▸ Text passage:
Does your team use them? If not, why not?
I can't imagine working without feature flags. Being able to enable new features in particular deployment rings (canary, dogfood, various production rings or regions), or per users / user groups, enabling gradually (percentage) and so on, is invaluable. I really can't overstate this.
Heck, we went as far as using feature flags for risky bugfixes even.
We had also internal tools to easily work with and track feature flags. A downside is that although normally you'd want to remove old feature flags that become obsolete, this hasn't been done very often.
What I suggested and we started doing was to tag the feature flags with the name of the author and the date at which they were added, and the same for the config updates, and usually ticket number and title for both case. This did help with tracking obsolescence, but obviously there was still a need to plan and do the actual work. Automating this process further was out of the question, due to the high risks involved.
Edit: added the last paragraph.
Put simply it disconnects merge and deploy from launch. This is very useful when your changes rely on other teams or third parties having gone live. Having a feature flag (we call them toggles) lets you get it into production turned off, without having to coordinate deploys with other systems.
The downsides are it is extra development overhead and adds tech debt (you should go back in and remove the toggles after a successful launch). Generally we try to devise a solution that can be deployed safely without a feature flag but they are often required.
1) Validating you can handle production-scale
2) Ensuring integrations/environment-related issues don't happen when you deploy
3) Alpha/Beta groups of users
4) Quick reversions when something does not work as expected
Similar to other commenters I can't imagine not using feature flags. Some of these might have work-arounds like an artificial load tester, but nothing beats true production traffic & patterns.
One company created a category of feature flags that they give customers the ability to opt into themselves from their settings page if they want. This lets users selectively try out new features if they want. It's helpful to gauge interest and to get feedback before rolling out to everyone too. Though, that's a relatively small portion of the flags that are generally created
One problem that is typically encountered is setting up and executing a plan to remove the feature flags when they're no longer needed. Once you roll a new feature out to everyone (assuming there isn't someone who doesn't want the change), you should remove the flag and any code that's checking for it to keep things clean.

Labeled region entries

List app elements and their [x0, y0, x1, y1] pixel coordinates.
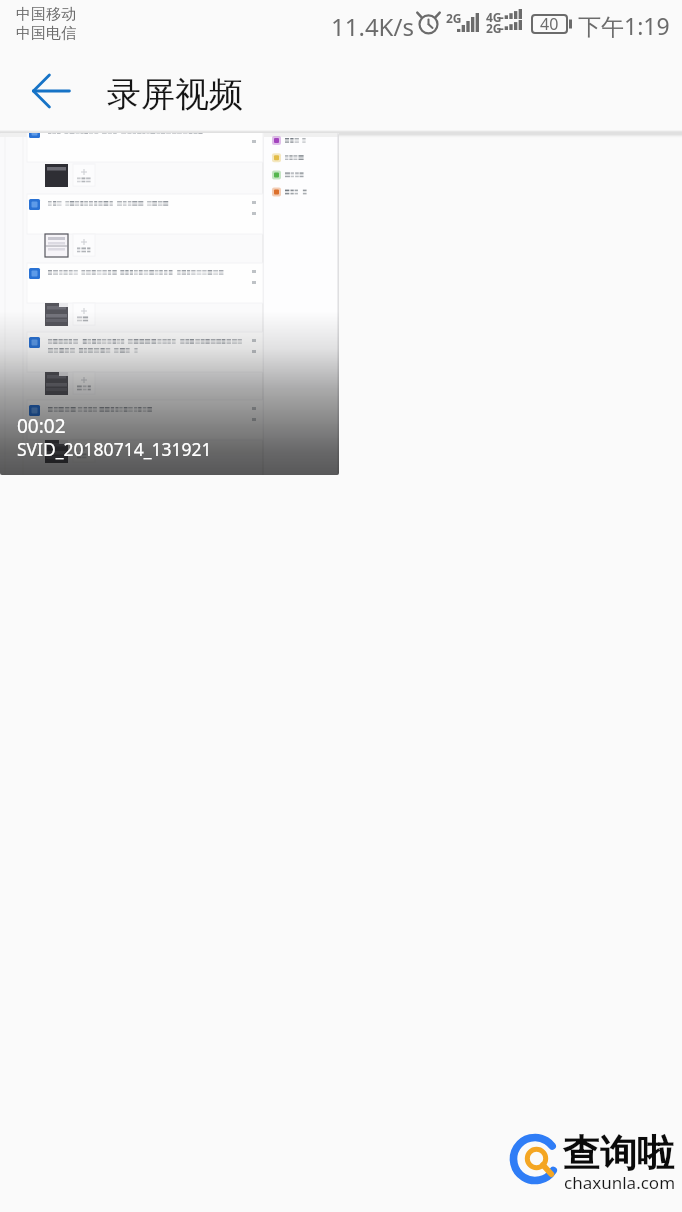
staticText: 11.4K/s [331, 10, 414, 43]
staticText: SVID_20180714_131921 [17, 437, 212, 461]
staticText: 00:02 [17, 413, 66, 439]
staticText: 录屏视频 [107, 73, 243, 116]
staticText: chaxunla.com [564, 1171, 676, 1194]
staticText: 2G [486, 20, 502, 36]
staticText: 查询啦 [563, 1130, 674, 1177]
button[interactable]: 00:02 [0, 133, 339, 475]
staticText: 40 [540, 13, 559, 35]
button[interactable]: Back [25, 65, 77, 117]
staticText: 4G [486, 9, 502, 25]
staticText: 中国电信 [16, 24, 76, 43]
staticText: 中国移动 [16, 5, 76, 24]
staticText: 下午1:19 [578, 10, 670, 41]
staticText: 2G [446, 10, 462, 26]
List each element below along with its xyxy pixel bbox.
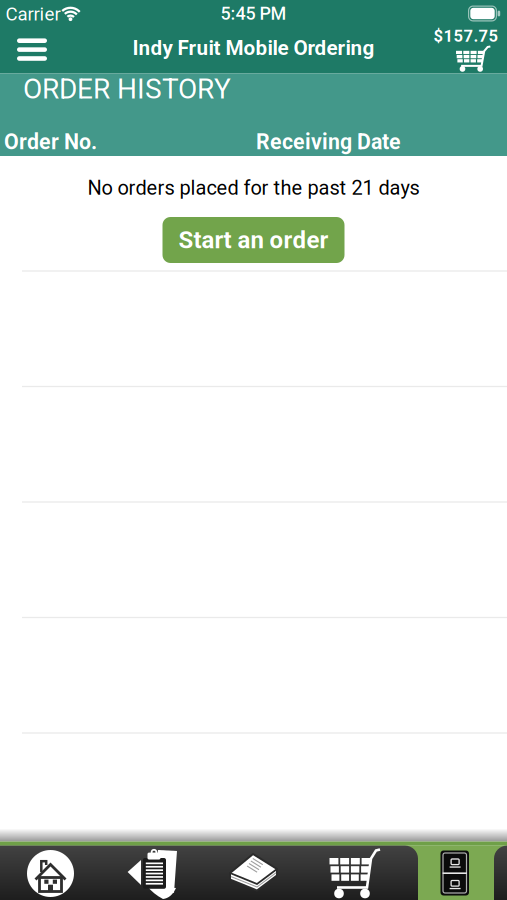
staticText: $157.75	[434, 26, 498, 46]
staticText: ORDER HISTORY	[23, 73, 231, 105]
button[interactable]	[304, 846, 406, 900]
button[interactable]: Start an order	[162, 217, 344, 263]
staticText: Start an order	[178, 226, 328, 254]
staticText: 5:45 PM	[220, 3, 286, 24]
staticText: No orders placed for the past 21 days	[88, 176, 420, 200]
staticText: Order No.	[4, 130, 97, 154]
button[interactable]: $157.75	[434, 28, 498, 76]
button[interactable]	[406, 846, 507, 900]
button[interactable]	[10, 30, 54, 70]
staticText: Receiving Date	[256, 130, 401, 154]
staticText: Carrier	[6, 3, 60, 25]
button[interactable]	[101, 846, 203, 900]
button[interactable]	[203, 846, 304, 900]
button[interactable]	[0, 846, 101, 900]
staticText: Indy Fruit Mobile Ordering	[132, 36, 374, 60]
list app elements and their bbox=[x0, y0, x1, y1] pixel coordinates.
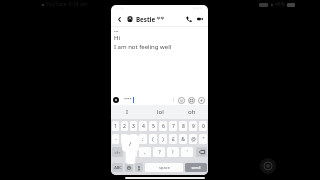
button[interactable]: Recording controls bbox=[260, 158, 276, 174]
staticText: 1 bbox=[114, 123, 117, 130]
button[interactable]: ) bbox=[159, 134, 167, 144]
button[interactable]: Back bbox=[114, 14, 124, 24]
button[interactable]: 1 bbox=[112, 121, 119, 131]
button[interactable]: send bbox=[185, 163, 207, 172]
staticText: 9 bbox=[192, 123, 195, 130]
button[interactable]: £ bbox=[169, 134, 177, 144]
button[interactable]: Voice input bbox=[135, 163, 143, 172]
staticText: " bbox=[202, 136, 205, 143]
button[interactable]: oh bbox=[176, 105, 208, 119]
button[interactable]: 9 bbox=[189, 121, 197, 131]
button[interactable]: - bbox=[112, 134, 119, 144]
staticText: @ bbox=[191, 136, 196, 143]
button[interactable]: ABC bbox=[112, 163, 123, 172]
button[interactable]: Video call bbox=[194, 13, 205, 24]
button[interactable]: Backspace bbox=[196, 147, 207, 157]
button[interactable]: space bbox=[145, 163, 183, 172]
button[interactable]: Hi bbox=[114, 34, 120, 42]
staticText: 6 bbox=[162, 123, 165, 130]
staticText: ! bbox=[172, 149, 174, 156]
button[interactable]: Gallery bbox=[187, 96, 195, 104]
staticText: ; bbox=[142, 136, 144, 143]
staticText: 8 bbox=[182, 123, 185, 130]
button[interactable]: 7 bbox=[169, 121, 177, 131]
button[interactable]: 6 bbox=[159, 121, 167, 131]
button[interactable]: 8 bbox=[179, 121, 187, 131]
staticText: , bbox=[144, 149, 146, 156]
staticText: lol bbox=[157, 108, 164, 116]
staticText: 2 bbox=[123, 123, 126, 130]
button[interactable]: lol bbox=[144, 105, 176, 119]
staticText: ? bbox=[158, 149, 161, 156]
button[interactable]: ( bbox=[149, 134, 157, 144]
button[interactable]: I am not feeling well bbox=[114, 43, 172, 51]
button[interactable]: , bbox=[139, 147, 151, 157]
button[interactable]: Add attachment bbox=[113, 97, 119, 103]
button[interactable]: 4 bbox=[139, 121, 147, 131]
button[interactable]: More options bbox=[197, 96, 205, 104]
button[interactable]: & bbox=[179, 134, 187, 144]
staticText: 46% bbox=[275, 1, 285, 8]
staticText: ' bbox=[186, 149, 188, 156]
button[interactable]: " bbox=[199, 134, 207, 144]
staticText: ) bbox=[162, 136, 164, 143]
button[interactable]: ? bbox=[153, 147, 165, 157]
button[interactable]: ' bbox=[181, 147, 193, 157]
staticText: - bbox=[115, 136, 117, 143]
staticText: I bbox=[126, 108, 129, 116]
staticText: £ bbox=[172, 136, 175, 143]
staticText: oh bbox=[188, 108, 196, 116]
staticText: 0 bbox=[202, 123, 205, 130]
button[interactable]: ; bbox=[139, 134, 147, 144]
button[interactable]: 3 bbox=[130, 121, 137, 131]
staticText: Bestie bbox=[136, 15, 156, 23]
staticText: 9:18 bbox=[116, 6, 124, 11]
staticText: =\< bbox=[114, 150, 121, 155]
button[interactable]: =\< bbox=[112, 147, 123, 157]
staticText: ● ● ● bbox=[193, 6, 203, 10]
staticText: ( bbox=[152, 136, 154, 143]
staticText: 3 bbox=[132, 123, 135, 130]
staticText: •••• bbox=[124, 96, 132, 103]
staticText: 4 bbox=[142, 123, 145, 130]
button[interactable]: @ bbox=[189, 134, 197, 144]
staticText: YouTube 9:18 am bbox=[46, 1, 88, 8]
staticText: ABC bbox=[114, 165, 122, 170]
staticText: 7 bbox=[172, 123, 175, 130]
button[interactable]: 2 bbox=[121, 121, 128, 131]
staticText: / bbox=[129, 140, 132, 148]
staticText: 5 bbox=[152, 123, 155, 130]
button[interactable]: ! bbox=[167, 147, 179, 157]
staticText: space bbox=[159, 165, 170, 170]
button[interactable]: / bbox=[121, 134, 128, 144]
staticText: ••• bbox=[114, 29, 119, 34]
staticText: send bbox=[191, 165, 201, 170]
button[interactable]: : bbox=[130, 134, 137, 144]
button[interactable]: 5 bbox=[149, 121, 157, 131]
button[interactable]: Voice call bbox=[183, 13, 194, 24]
button[interactable]: Emoji bbox=[125, 163, 133, 172]
staticText: & bbox=[181, 136, 185, 143]
button[interactable]: I bbox=[111, 105, 144, 119]
button[interactable]: Stickers bbox=[177, 96, 185, 104]
button[interactable]: 0 bbox=[199, 121, 207, 131]
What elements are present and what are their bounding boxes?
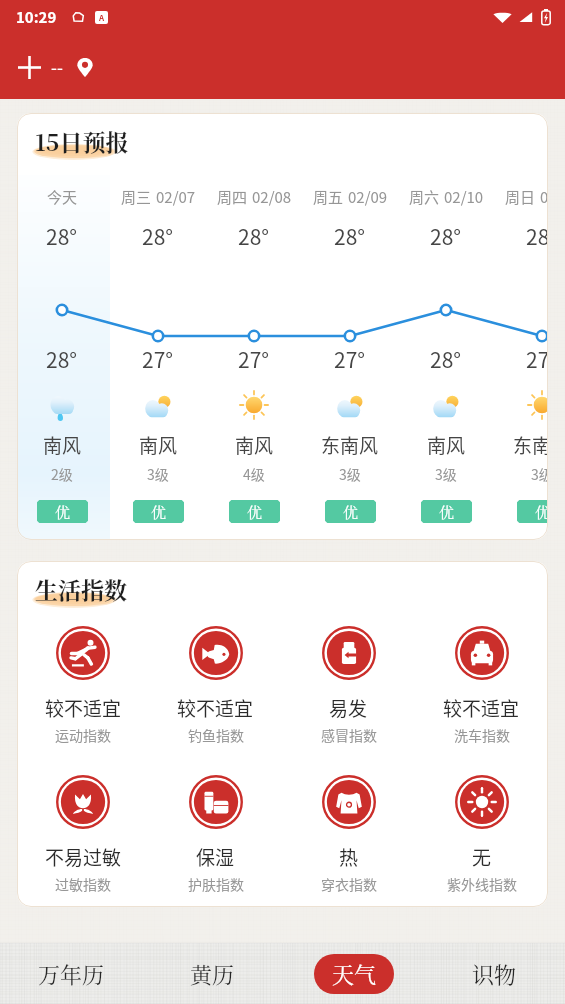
button[interactable]: 今天 (17, 113, 110, 540)
staticText: 优 (439, 501, 455, 523)
staticText: 无 (472, 843, 492, 871)
staticText: 优 (535, 501, 548, 523)
staticText: 穿衣指数 (321, 874, 377, 894)
staticText: 02/08 (252, 186, 292, 208)
staticText: 东南风 (513, 431, 548, 459)
staticText: 优 (247, 501, 263, 523)
staticText: 02/09 (348, 186, 388, 208)
staticText: 南风 (43, 431, 82, 459)
button[interactable]: Add city (12, 50, 46, 84)
staticText: 东南风 (321, 431, 379, 459)
staticText: 优 (343, 501, 359, 523)
staticText: 02/07 (156, 186, 196, 208)
staticText: A (99, 12, 105, 24)
staticText: 优 (55, 501, 71, 523)
staticText: 周日 (505, 186, 536, 208)
staticText: 护肤指数 (188, 874, 244, 894)
staticText: 钓鱼指数 (188, 725, 244, 745)
staticText: 紫外线指数 (447, 874, 517, 894)
staticText: 南风 (427, 431, 466, 459)
staticText: 3级 (531, 464, 548, 484)
staticText: 感冒指数 (321, 725, 377, 745)
staticText: 4级 (243, 464, 265, 484)
staticText: -- (51, 54, 63, 79)
staticText: 优 (151, 501, 167, 523)
staticText: 较不适宜 (45, 694, 122, 722)
staticText: 2级 (51, 464, 73, 484)
staticText: 周四 (217, 186, 248, 208)
button[interactable]: 周六 (398, 113, 494, 540)
staticText: 识物 (472, 958, 517, 990)
staticText: 28° (142, 221, 174, 251)
staticText: 3级 (339, 464, 361, 484)
button[interactable]: 较不适宜 (17, 625, 149, 745)
staticText: 较不适宜 (177, 694, 254, 722)
staticText: 27° (526, 344, 548, 374)
staticText: 南风 (235, 431, 274, 459)
staticText: 28° (238, 221, 270, 251)
staticText: 28° (430, 344, 462, 374)
button[interactable]: 万年历 (0, 943, 142, 1004)
staticText: 保湿 (196, 843, 235, 871)
staticText: 南风 (139, 431, 178, 459)
button[interactable]: 周三 (110, 113, 206, 540)
staticText: 28° (46, 221, 78, 251)
staticText: 15日预报 (35, 125, 129, 158)
staticText: 天气 (332, 958, 377, 990)
button[interactable]: 无 (415, 774, 548, 894)
button[interactable]: 周日 (494, 113, 548, 540)
staticText: 27° (142, 344, 174, 374)
button[interactable]: 识物 (424, 943, 565, 1004)
button[interactable]: 周四 (206, 113, 302, 540)
staticText: 较不适宜 (443, 694, 520, 722)
staticText: 02/10 (444, 186, 484, 208)
staticText: 黄历 (190, 958, 235, 990)
button[interactable]: 较不适宜 (149, 625, 282, 745)
staticText: 3级 (147, 464, 169, 484)
staticText: 周三 (121, 186, 152, 208)
staticText: 运动指数 (55, 725, 111, 745)
button[interactable]: 热 (282, 774, 415, 894)
staticText: 3级 (435, 464, 457, 484)
staticText: 28° (334, 221, 366, 251)
staticText: 洗车指数 (454, 725, 510, 745)
staticText: 过敏指数 (55, 874, 111, 894)
staticText: 今天 (47, 186, 78, 208)
button[interactable]: 保湿 (149, 774, 282, 894)
staticText: 28° (430, 221, 462, 251)
button[interactable]: 天气 (283, 943, 424, 1004)
staticText: 27° (334, 344, 366, 374)
staticText: 10:29 (16, 6, 57, 28)
staticText: 万年历 (38, 958, 105, 990)
staticText: 周五 (313, 186, 344, 208)
button[interactable]: 黄历 (142, 943, 283, 1004)
staticText: 02/11 (540, 186, 548, 208)
staticText: 不易过敏 (45, 843, 122, 871)
button[interactable]: 不易过敏 (17, 774, 149, 894)
button[interactable]: 周五 (302, 113, 398, 540)
staticText: 28° (46, 344, 78, 374)
button[interactable]: 较不适宜 (415, 625, 548, 745)
staticText: 生活指数 (35, 573, 127, 606)
staticText: 周六 (409, 186, 440, 208)
button[interactable]: 易发 (282, 625, 415, 745)
staticText: 27° (238, 344, 270, 374)
staticText: 热 (339, 843, 359, 871)
button[interactable]: Location (69, 51, 101, 83)
staticText: 易发 (329, 694, 368, 722)
staticText: 28° (526, 221, 548, 251)
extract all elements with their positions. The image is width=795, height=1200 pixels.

▸ Task statement: In the feature flag thread, what does one team call its feature flags? The listing stands apart from the feature flag thread as separate material.

▸ Task result: Toggles.